------ Data provided ------

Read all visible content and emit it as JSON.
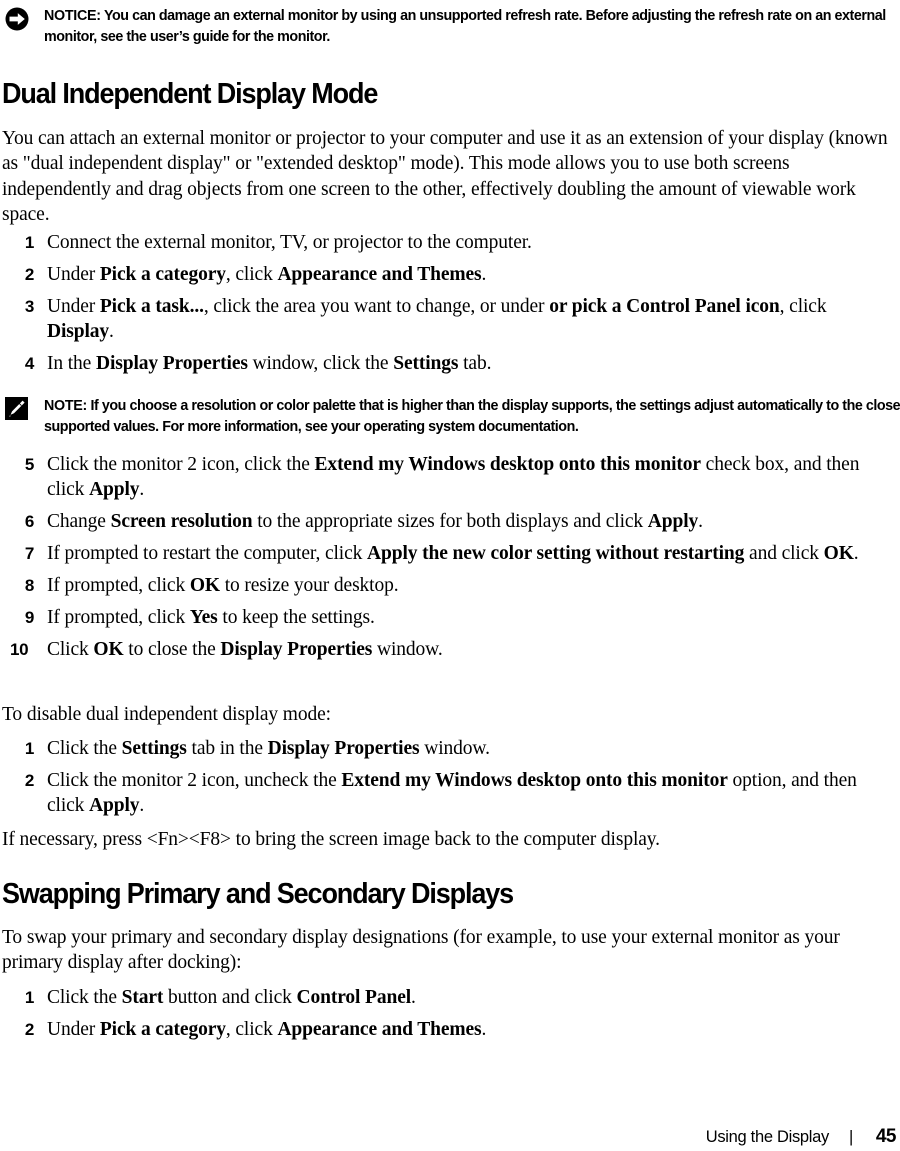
{
  "document": {
    "footer": {
      "title": "Using the Display",
      "separator": "|",
      "page_number": "45"
    }
  },
  "notice_callout": {
    "icon": "notice-arrow-icon",
    "label": "NOTICE:",
    "text": " You can damage an external monitor by using an unsupported refresh rate. Before adjusting the refresh rate on an external monitor, see the user’s guide for the monitor."
  },
  "note_callout": {
    "icon": "note-pencil-icon",
    "label": "NOTE:",
    "text": " If you choose a resolution or color palette that is higher than the display supports, the settings adjust automatically to the closest supported values. For more information, see your operating system documentation."
  },
  "section_dual": {
    "heading": "Dual Independent Display Mode",
    "intro": "You can attach an external monitor or projector to your computer and use it as an extension of your display (known as \"dual independent display\" or \"extended desktop\" mode). This mode allows you to use both screens independently and drag objects from one screen to the other, effectively doubling the amount of viewable work space.",
    "steps_a": [
      {
        "num": "1",
        "html": "Connect the external monitor, TV, or projector to the computer."
      },
      {
        "num": "2",
        "html": "Under <b>Pick a category</b>, click <b>Appearance and Themes</b>."
      },
      {
        "num": "3",
        "html": "Under <b>Pick a task...</b>, click the area you want to change, or under <b>or pick a Control Panel icon</b>, click <b>Display</b>."
      },
      {
        "num": "4",
        "html": "In the <b>Display Properties</b> window, click the <b>Settings</b> tab."
      }
    ],
    "steps_b": [
      {
        "num": "5",
        "html": "Click the monitor 2 icon, click the <b>Extend my Windows desktop onto this monitor</b> check box, and then click <b>Apply</b>."
      },
      {
        "num": "6",
        "html": "Change <b>Screen resolution</b> to the appropriate sizes for both displays and click <b>Apply</b>."
      },
      {
        "num": "7",
        "html": "If prompted to restart the computer, click <b>Apply the new color setting without restarting</b> and click <b>OK</b>."
      },
      {
        "num": "8",
        "html": "If prompted, click <b>OK</b> to resize your desktop."
      },
      {
        "num": "9",
        "html": "If prompted, click <b>Yes</b> to keep the settings."
      },
      {
        "num": "10",
        "html": "Click <b>OK</b> to close the <b>Display Properties</b> window."
      }
    ],
    "disable_intro": "To disable dual independent display mode:",
    "steps_disable": [
      {
        "num": "1",
        "html": "Click the <b>Settings</b> tab in the <b>Display Properties</b> window."
      },
      {
        "num": "2",
        "html": "Click the monitor 2 icon, uncheck the <b>Extend my Windows desktop onto this monitor</b> option, and then click <b>Apply</b>."
      }
    ],
    "outro": "If necessary, press &lt;Fn&gt;&lt;F8&gt; to bring the screen image back to the computer display."
  },
  "section_swapping": {
    "heading": "Swapping Primary and Secondary Displays",
    "intro": "To swap your primary and secondary display designations (for example, to use your external monitor as your primary display after docking):",
    "steps": [
      {
        "num": "1",
        "html": "Click the <b>Start</b> button and click <b>Control Panel</b>."
      },
      {
        "num": "2",
        "html": "Under <b>Pick a category</b>, click <b>Appearance and Themes</b>."
      }
    ]
  }
}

------

Return all of the entries word for word, but omit the pictures.

**Output for this exercise:**
Read all visible content and emit it as JSON.
{
  "document": {
    "footer": {
      "title": "Using the Display",
      "separator": "|",
      "page_number": "45"
    }
  },
  "notice_callout": {
    "icon": "notice-arrow-icon",
    "label": "NOTICE:",
    "text": " You can damage an external monitor by using an unsupported refresh rate. Before adjusting the refresh rate on an external monitor, see the user’s guide for the monitor."
  },
  "note_callout": {
    "icon": "note-pencil-icon",
    "label": "NOTE:",
    "text": " If you choose a resolution or color palette that is higher than the display supports, the settings adjust automatically to the closest supported values. For more information, see your operating system documentation."
  },
  "section_dual": {
    "heading": "Dual Independent Display Mode",
    "intro": "You can attach an external monitor or projector to your computer and use it as an extension of your display (known as \"dual independent display\" or \"extended desktop\" mode). This mode allows you to use both screens independently and drag objects from one screen to the other, effectively doubling the amount of viewable work space.",
    "steps_a": [
      {
        "num": "1",
        "html": "Connect the external monitor, TV, or projector to the computer."
      },
      {
        "num": "2",
        "html": "Under <b>Pick a category</b>, click <b>Appearance and Themes</b>."
      },
      {
        "num": "3",
        "html": "Under <b>Pick a task...</b>, click the area you want to change, or under <b>or pick a Control Panel icon</b>, click <b>Display</b>."
      },
      {
        "num": "4",
        "html": "In the <b>Display Properties</b> window, click the <b>Settings</b> tab."
      }
    ],
    "steps_b": [
      {
        "num": "5",
        "html": "Click the monitor 2 icon, click the <b>Extend my Windows desktop onto this monitor</b> check box, and then click <b>Apply</b>."
      },
      {
        "num": "6",
        "html": "Change <b>Screen resolution</b> to the appropriate sizes for both displays and click <b>Apply</b>."
      },
      {
        "num": "7",
        "html": "If prompted to restart the computer, click <b>Apply the new color setting without restarting</b> and click <b>OK</b>."
      },
      {
        "num": "8",
        "html": "If prompted, click <b>OK</b> to resize your desktop."
      },
      {
        "num": "9",
        "html": "If prompted, click <b>Yes</b> to keep the settings."
      },
      {
        "num": "10",
        "html": "Click <b>OK</b> to close the <b>Display Properties</b> window."
      }
    ],
    "disable_intro": "To disable dual independent display mode:",
    "steps_disable": [
      {
        "num": "1",
        "html": "Click the <b>Settings</b> tab in the <b>Display Properties</b> window."
      },
      {
        "num": "2",
        "html": "Click the monitor 2 icon, uncheck the <b>Extend my Windows desktop onto this monitor</b> option, and then click <b>Apply</b>."
      }
    ],
    "outro": "If necessary, press &lt;Fn&gt;&lt;F8&gt; to bring the screen image back to the computer display."
  },
  "section_swapping": {
    "heading": "Swapping Primary and Secondary Displays",
    "intro": "To swap your primary and secondary display designations (for example, to use your external monitor as your primary display after docking):",
    "steps": [
      {
        "num": "1",
        "html": "Click the <b>Start</b> button and click <b>Control Panel</b>."
      },
      {
        "num": "2",
        "html": "Under <b>Pick a category</b>, click <b>Appearance and Themes</b>."
      }
    ]
  }
}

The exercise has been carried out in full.